(Figure record extracts)
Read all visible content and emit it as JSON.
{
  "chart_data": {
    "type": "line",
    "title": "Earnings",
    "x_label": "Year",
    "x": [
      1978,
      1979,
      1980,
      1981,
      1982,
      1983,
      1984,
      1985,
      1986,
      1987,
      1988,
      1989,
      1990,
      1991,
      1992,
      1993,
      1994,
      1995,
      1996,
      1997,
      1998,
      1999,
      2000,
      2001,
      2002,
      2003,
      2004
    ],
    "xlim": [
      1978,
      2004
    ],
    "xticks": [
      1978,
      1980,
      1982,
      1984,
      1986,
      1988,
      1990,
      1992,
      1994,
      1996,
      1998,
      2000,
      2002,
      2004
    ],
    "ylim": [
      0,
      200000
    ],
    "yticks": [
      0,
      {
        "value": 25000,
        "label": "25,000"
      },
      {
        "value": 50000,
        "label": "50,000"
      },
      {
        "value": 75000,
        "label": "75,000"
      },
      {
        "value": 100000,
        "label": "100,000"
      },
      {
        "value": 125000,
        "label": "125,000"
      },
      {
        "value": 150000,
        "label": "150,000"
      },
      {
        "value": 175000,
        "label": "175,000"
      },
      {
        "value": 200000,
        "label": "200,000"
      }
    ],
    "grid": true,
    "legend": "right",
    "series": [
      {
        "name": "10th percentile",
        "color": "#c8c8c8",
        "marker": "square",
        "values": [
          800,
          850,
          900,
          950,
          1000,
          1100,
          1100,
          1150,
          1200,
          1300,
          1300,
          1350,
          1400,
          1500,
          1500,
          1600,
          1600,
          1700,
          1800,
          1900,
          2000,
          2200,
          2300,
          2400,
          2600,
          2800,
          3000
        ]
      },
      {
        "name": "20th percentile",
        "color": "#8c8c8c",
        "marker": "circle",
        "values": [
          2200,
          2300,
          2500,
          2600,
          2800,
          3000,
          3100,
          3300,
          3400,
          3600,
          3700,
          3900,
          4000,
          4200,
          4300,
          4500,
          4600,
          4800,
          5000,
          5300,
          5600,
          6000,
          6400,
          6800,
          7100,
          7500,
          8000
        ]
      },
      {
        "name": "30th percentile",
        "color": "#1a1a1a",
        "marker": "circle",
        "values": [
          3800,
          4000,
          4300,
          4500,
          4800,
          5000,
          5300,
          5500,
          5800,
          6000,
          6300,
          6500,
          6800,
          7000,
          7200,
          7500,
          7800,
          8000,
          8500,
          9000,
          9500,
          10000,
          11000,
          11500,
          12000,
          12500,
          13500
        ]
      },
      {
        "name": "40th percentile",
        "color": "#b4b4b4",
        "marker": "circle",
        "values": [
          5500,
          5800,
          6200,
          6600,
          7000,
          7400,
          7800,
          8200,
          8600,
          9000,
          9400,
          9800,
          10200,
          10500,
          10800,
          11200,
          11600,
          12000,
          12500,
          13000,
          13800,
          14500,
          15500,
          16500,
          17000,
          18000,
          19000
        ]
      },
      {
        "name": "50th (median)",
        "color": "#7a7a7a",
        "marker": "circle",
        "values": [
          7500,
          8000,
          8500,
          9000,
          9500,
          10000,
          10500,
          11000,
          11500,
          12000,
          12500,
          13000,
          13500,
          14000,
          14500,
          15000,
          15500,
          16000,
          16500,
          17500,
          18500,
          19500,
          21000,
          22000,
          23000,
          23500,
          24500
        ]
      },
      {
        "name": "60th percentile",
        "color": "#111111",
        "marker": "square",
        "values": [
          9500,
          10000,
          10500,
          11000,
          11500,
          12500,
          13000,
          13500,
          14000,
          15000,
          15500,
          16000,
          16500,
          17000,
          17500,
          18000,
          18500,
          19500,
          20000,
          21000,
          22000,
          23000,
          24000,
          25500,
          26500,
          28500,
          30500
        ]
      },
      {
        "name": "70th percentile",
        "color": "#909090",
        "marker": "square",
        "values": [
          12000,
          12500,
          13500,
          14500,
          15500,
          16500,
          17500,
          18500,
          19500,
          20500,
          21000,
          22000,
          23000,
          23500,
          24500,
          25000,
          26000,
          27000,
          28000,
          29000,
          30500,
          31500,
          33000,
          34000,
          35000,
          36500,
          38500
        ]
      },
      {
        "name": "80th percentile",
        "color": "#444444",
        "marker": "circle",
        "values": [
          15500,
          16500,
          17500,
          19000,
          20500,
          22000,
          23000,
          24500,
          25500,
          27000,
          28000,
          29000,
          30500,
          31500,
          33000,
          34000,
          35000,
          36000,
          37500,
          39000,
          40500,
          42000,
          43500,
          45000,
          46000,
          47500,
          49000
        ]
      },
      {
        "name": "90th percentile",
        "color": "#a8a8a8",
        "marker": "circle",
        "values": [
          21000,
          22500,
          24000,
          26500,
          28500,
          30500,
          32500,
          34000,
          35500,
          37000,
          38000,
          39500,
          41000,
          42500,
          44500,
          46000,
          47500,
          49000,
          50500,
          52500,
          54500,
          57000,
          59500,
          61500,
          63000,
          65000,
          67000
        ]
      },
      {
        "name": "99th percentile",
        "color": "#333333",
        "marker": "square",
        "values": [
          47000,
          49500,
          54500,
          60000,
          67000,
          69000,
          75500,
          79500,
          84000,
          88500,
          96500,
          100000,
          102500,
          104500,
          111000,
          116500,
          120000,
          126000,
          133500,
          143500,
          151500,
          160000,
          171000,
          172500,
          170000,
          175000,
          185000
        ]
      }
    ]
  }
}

# Aim
How many of the lines above hold "name"? Answer with only the number.

# The result
10